----- RECORDS TO USE -----

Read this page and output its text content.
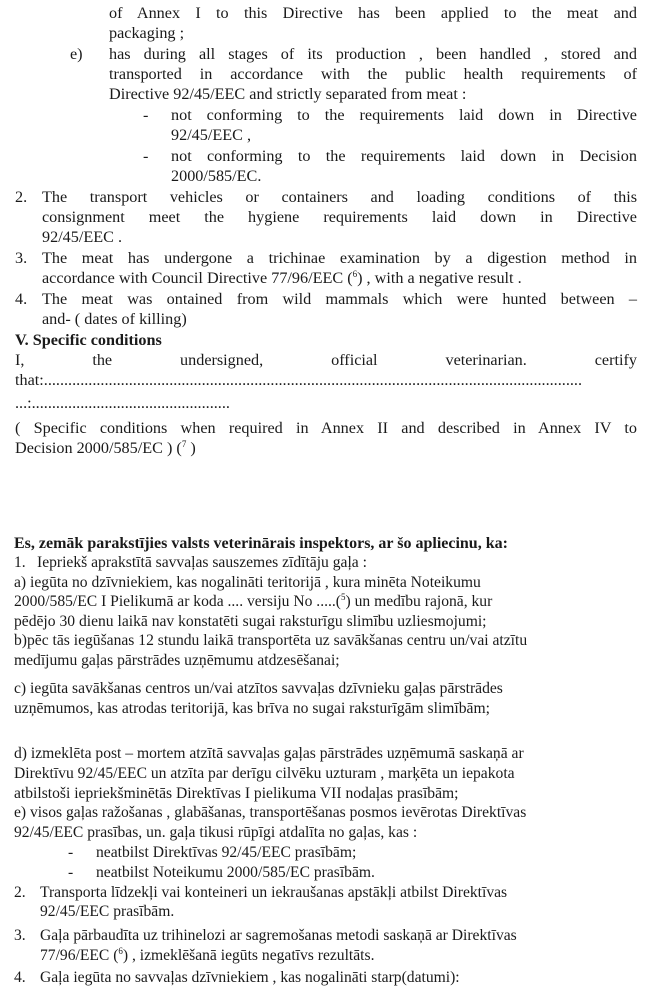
of Annex I to this Directive has been applied to the meat and
packaging ;
e) has during all stages of its production , been handled , stored and
transported in accordance with the public health requirements of
Directive 92/45/EEC and strictly separated from meat :
- not conforming to the requirements laid down in Directive
92/45/EEC ,
- not conforming to the requirements laid down in Decision
2000/585/EC.
2. The transport vehicles or containers and loading conditions of this
consignment meet the hygiene requirements laid down in Directive
92/45/EEC .
3. The meat has undergone a trichinae examination by a digestion method in
accordance with Council Directive 77/96/EEC ($^6$) , with a negative result .
4. The meat was ontained from wild mammals which were hunted between –
and- ( dates of killing)
V. Specific conditions
I,	the	undersigned,	official	veterinarian.	certify
that:.....................................................................................................................................
...:.................................................
( Specific conditions when required in Annex II and described in Annex IV to
Decision 2000/585/EC ) ($^7$ )
Es, zemāk parakstījies valsts veterinārais inspektors, ar šo apliecinu, ka:
1. Iepriekš aprakstītā savvaļas sauszemes zīdītāju gaļa :
a) iegūta no dzīvniekiem, kas nogalināti teritorijā , kura minēta Noteikumu
2000/585/EC I Pielikumā ar koda .... versiju No .....($^5$) un medību rajonā, kur
pēdējo 30 dienu laikā nav konstatēti sugai raksturīgu slimību uzliesmojumi;
b)pēc tās iegūšanas 12 stundu laikā transportēta uz savākšanas centru un/vai atzītu
medījumu gaļas pārstrādes uzņēmumu atdzesēšanai;
c) iegūta savākšanas centros un/vai atzītos savvaļas dzīvnieku gaļas pārstrādes
uzņēmumos, kas atrodas teritorijā, kas brīva no sugai raksturīgām slimībām;
d) izmeklēta post – mortem atzītā savvaļas gaļas pārstrādes uzņēmumā saskaņā ar
Direktīvu 92/45/EEC un atzīta par derīgu cilvēku uzturam , marķēta un iepakota
atbilstoši iepriekšminētās Direktīvas I pielikuma VII nodaļas prasībām;
e) visos gaļas ražošanas , glabāšanas, transportēšanas posmos ievērotas Direktīvas
92/45/EEC prasības, un. gaļa tikusi rūpīgi atdalīta no gaļas, kas :
- neatbilst Direktīvas 92/45/EEC prasībām;
- neatbilst Noteikumu 2000/585/EC prasībām.
2. Transporta līdzekļi vai konteineri un iekraušanas apstākļi atbilst Direktīvas
92/45/EEC prasībām.
3. Gaļa pārbaudīta uz trihinelozi ar sagremošanas metodi saskaņā ar Direktīvas
77/96/EEC ($^6$) , izmeklēšanā iegūts negatīvs rezultāts.
4. Gaļa iegūta no savvaļas dzīvniekiem , kas nogalināti starp(datumi):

-----

SHORT TASK
Repeat the records above exactly, leaving out any pictures they contain.

ANSWER TO THE TASK
Read this page and output its text content.
of Annex I to this Directive has been applied to the meat and
packaging ;
e) has during all stages of its production , been handled , stored and
transported in accordance with the public health requirements of
Directive 92/45/EEC and strictly separated from meat :
- not conforming to the requirements laid down in Directive
92/45/EEC ,
- not conforming to the requirements laid down in Decision
2000/585/EC.
2. The transport vehicles or containers and loading conditions of this
consignment meet the hygiene requirements laid down in Directive
92/45/EEC .
3. The meat has undergone a trichinae examination by a digestion method in
accordance with Council Directive 77/96/EEC ($^6$) , with a negative result .
4. The meat was ontained from wild mammals which were hunted between –
and- ( dates of killing)
V. Specific conditions
I,	the	undersigned,	official	veterinarian.	certify
that:.....................................................................................................................................
...:.................................................
( Specific conditions when required in Annex II and described in Annex IV to
Decision 2000/585/EC ) ($^7$ )
Es, zemāk parakstījies valsts veterinārais inspektors, ar šo apliecinu, ka:
1. Iepriekš aprakstītā savvaļas sauszemes zīdītāju gaļa :
a) iegūta no dzīvniekiem, kas nogalināti teritorijā , kura minēta Noteikumu
2000/585/EC I Pielikumā ar koda .... versiju No .....($^5$) un medību rajonā, kur
pēdējo 30 dienu laikā nav konstatēti sugai raksturīgu slimību uzliesmojumi;
b)pēc tās iegūšanas 12 stundu laikā transportēta uz savākšanas centru un/vai atzītu
medījumu gaļas pārstrādes uzņēmumu atdzesēšanai;
c) iegūta savākšanas centros un/vai atzītos savvaļas dzīvnieku gaļas pārstrādes
uzņēmumos, kas atrodas teritorijā, kas brīva no sugai raksturīgām slimībām;
d) izmeklēta post – mortem atzītā savvaļas gaļas pārstrādes uzņēmumā saskaņā ar
Direktīvu 92/45/EEC un atzīta par derīgu cilvēku uzturam , marķēta un iepakota
atbilstoši iepriekšminētās Direktīvas I pielikuma VII nodaļas prasībām;
e) visos gaļas ražošanas , glabāšanas, transportēšanas posmos ievērotas Direktīvas
92/45/EEC prasības, un. gaļa tikusi rūpīgi atdalīta no gaļas, kas :
- neatbilst Direktīvas 92/45/EEC prasībām;
- neatbilst Noteikumu 2000/585/EC prasībām.
2. Transporta līdzekļi vai konteineri un iekraušanas apstākļi atbilst Direktīvas
92/45/EEC prasībām.
3. Gaļa pārbaudīta uz trihinelozi ar sagremošanas metodi saskaņā ar Direktīvas
77/96/EEC ($^6$) , izmeklēšanā iegūts negatīvs rezultāts.
4. Gaļa iegūta no savvaļas dzīvniekiem , kas nogalināti starp(datumi):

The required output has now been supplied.